WHAT THIS TASK INVOLVES ▸ Transcribe the entries that follow exactly as they appear, minus pictures.

--- START OF DATASET EXTRACT ---

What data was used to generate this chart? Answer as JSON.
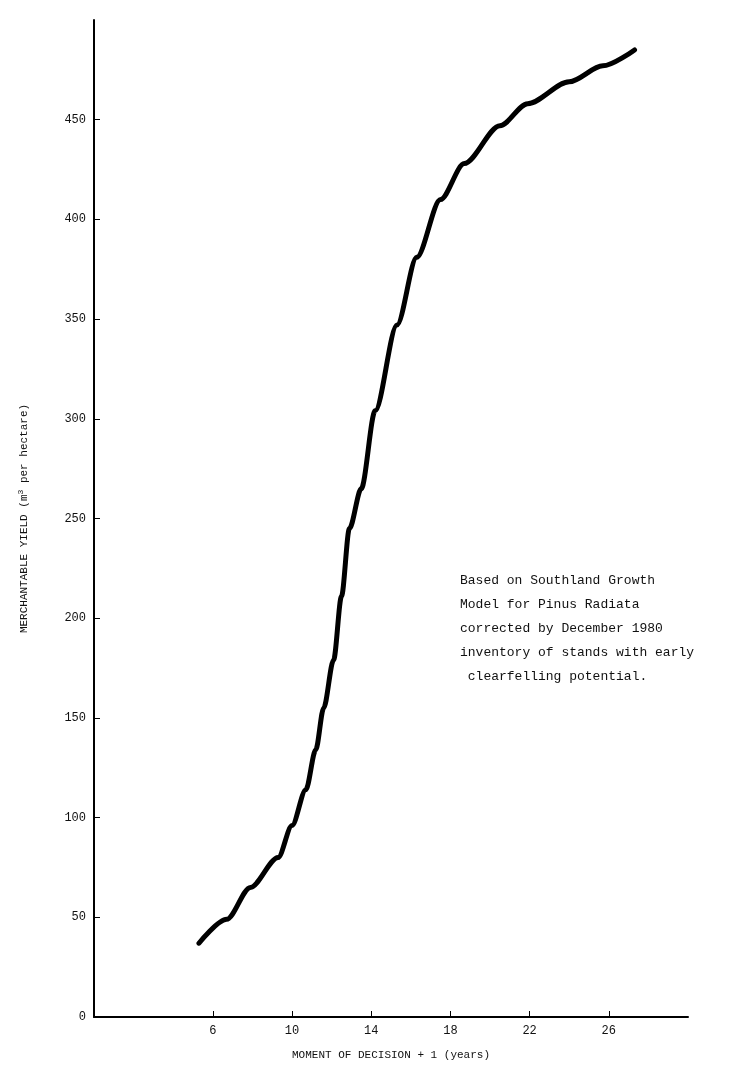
{
  "chart_data": {
    "type": "line",
    "xlabel": "MOMENT OF DECISION + 1 (years)",
    "ylabel": "MERCHANTABLE YIELD (m$^{3}$ per hectare)",
    "annotations": [
      "Based on Southland Growth Model for Pinus Radiata corrected by December 1980 inventory of stands with early clearfelling potential."
    ],
    "xlim": [
      0,
      30
    ],
    "xticks": [
      6,
      10,
      14,
      18,
      22,
      26
    ],
    "ylim": [
      0,
      500
    ],
    "yticks": [
      0,
      50,
      100,
      150,
      200,
      250,
      300,
      350,
      400,
      450
    ],
    "grid": false,
    "marker": "none",
    "line_style": "solid",
    "series": [
      {
        "color": "#000000",
        "x": [
          5.3,
          6.7,
          7.9,
          9.3,
          10,
          10.7,
          11.2,
          11.6,
          12.1,
          12.5,
          12.9,
          13.5,
          14.2,
          15.3,
          16.3,
          17.5,
          18.7,
          20.5,
          21.9,
          24.0,
          25.7,
          27.3
        ],
        "values": [
          37,
          49,
          65,
          80,
          96,
          114,
          134,
          155,
          179,
          211,
          245,
          265,
          304,
          347,
          381,
          410,
          428,
          447,
          458,
          469,
          477,
          485
        ]
      }
    ]
  }
}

--- END OF DATASET EXTRACT ---

RESPONSE TO THE EXERCISE ▸
What data was used to generate this chart? Answer as JSON.
{
  "chart_data": {
    "type": "line",
    "xlabel": "MOMENT OF DECISION + 1 (years)",
    "ylabel": "MERCHANTABLE YIELD (m$^{3}$ per hectare)",
    "annotations": [
      "Based on Southland Growth Model for Pinus Radiata corrected by December 1980 inventory of stands with early clearfelling potential."
    ],
    "xlim": [
      0,
      30
    ],
    "xticks": [
      6,
      10,
      14,
      18,
      22,
      26
    ],
    "ylim": [
      0,
      500
    ],
    "yticks": [
      0,
      50,
      100,
      150,
      200,
      250,
      300,
      350,
      400,
      450
    ],
    "grid": false,
    "marker": "none",
    "line_style": "solid",
    "series": [
      {
        "color": "#000000",
        "x": [
          5.3,
          6.7,
          7.9,
          9.3,
          10,
          10.7,
          11.2,
          11.6,
          12.1,
          12.5,
          12.9,
          13.5,
          14.2,
          15.3,
          16.3,
          17.5,
          18.7,
          20.5,
          21.9,
          24.0,
          25.7,
          27.3
        ],
        "values": [
          37,
          49,
          65,
          80,
          96,
          114,
          134,
          155,
          179,
          211,
          245,
          265,
          304,
          347,
          381,
          410,
          428,
          447,
          458,
          469,
          477,
          485
        ]
      }
    ]
  }
}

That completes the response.